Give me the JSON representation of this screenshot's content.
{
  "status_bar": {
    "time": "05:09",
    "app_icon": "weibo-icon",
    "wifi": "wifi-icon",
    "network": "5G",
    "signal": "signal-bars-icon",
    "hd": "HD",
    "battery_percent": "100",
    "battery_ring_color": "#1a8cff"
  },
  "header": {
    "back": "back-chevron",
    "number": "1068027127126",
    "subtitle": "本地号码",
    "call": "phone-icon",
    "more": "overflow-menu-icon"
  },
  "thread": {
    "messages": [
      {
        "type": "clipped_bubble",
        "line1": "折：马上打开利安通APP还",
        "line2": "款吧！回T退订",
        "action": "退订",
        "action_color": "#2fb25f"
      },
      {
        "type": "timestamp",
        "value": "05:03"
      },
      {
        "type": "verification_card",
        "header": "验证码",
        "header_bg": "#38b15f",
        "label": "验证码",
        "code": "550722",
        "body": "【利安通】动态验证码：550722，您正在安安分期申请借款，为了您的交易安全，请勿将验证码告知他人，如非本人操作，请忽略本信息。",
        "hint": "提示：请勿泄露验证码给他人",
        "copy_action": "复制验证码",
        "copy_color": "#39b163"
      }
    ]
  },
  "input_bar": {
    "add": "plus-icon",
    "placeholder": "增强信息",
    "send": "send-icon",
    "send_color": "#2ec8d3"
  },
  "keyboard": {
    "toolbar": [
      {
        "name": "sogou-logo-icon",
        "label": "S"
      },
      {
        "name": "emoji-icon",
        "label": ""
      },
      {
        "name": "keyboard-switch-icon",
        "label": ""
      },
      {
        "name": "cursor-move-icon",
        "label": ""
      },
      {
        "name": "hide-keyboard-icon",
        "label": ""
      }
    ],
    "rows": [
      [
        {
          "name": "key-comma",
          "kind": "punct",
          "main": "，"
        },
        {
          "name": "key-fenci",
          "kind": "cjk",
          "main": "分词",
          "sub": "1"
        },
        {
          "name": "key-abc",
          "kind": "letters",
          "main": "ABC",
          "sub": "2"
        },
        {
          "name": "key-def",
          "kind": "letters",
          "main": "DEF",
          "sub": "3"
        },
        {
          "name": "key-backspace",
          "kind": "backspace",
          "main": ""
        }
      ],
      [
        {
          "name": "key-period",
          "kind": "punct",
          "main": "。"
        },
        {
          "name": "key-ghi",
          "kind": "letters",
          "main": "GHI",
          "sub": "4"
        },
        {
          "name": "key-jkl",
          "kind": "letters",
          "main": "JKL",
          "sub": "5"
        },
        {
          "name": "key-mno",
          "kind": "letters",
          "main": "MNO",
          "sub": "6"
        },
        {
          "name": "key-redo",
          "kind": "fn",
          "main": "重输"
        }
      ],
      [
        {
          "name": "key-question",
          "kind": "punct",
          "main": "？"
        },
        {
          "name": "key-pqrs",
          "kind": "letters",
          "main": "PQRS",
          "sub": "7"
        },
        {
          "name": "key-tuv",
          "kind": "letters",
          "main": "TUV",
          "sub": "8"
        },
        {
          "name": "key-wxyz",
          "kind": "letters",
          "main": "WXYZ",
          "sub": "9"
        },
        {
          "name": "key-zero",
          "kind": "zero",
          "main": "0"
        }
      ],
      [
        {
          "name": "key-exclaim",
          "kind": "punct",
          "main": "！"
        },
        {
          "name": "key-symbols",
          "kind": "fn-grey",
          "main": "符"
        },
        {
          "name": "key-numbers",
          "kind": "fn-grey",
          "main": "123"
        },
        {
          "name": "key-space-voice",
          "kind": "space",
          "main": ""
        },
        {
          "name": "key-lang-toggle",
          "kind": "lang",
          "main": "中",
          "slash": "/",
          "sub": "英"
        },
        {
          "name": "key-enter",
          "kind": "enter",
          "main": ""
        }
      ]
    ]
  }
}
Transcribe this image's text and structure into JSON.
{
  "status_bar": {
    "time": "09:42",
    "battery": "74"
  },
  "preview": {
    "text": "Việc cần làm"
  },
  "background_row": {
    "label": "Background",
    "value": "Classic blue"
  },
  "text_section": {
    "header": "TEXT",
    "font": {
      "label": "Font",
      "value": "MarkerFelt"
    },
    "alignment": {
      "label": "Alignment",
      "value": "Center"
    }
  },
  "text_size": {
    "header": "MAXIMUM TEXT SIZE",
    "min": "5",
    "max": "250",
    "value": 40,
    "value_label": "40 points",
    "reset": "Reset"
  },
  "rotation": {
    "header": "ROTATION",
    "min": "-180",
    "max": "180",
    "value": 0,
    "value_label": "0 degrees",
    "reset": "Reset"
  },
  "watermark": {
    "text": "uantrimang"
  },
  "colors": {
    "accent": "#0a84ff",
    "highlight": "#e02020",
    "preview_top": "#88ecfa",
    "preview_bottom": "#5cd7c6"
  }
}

** What the task requires **
Look through the entries above; copy each line where the string "type" appears.

** Final result **
        "type": "clipped_bubble",
        "type": "timestamp",
        "type": "verification_card",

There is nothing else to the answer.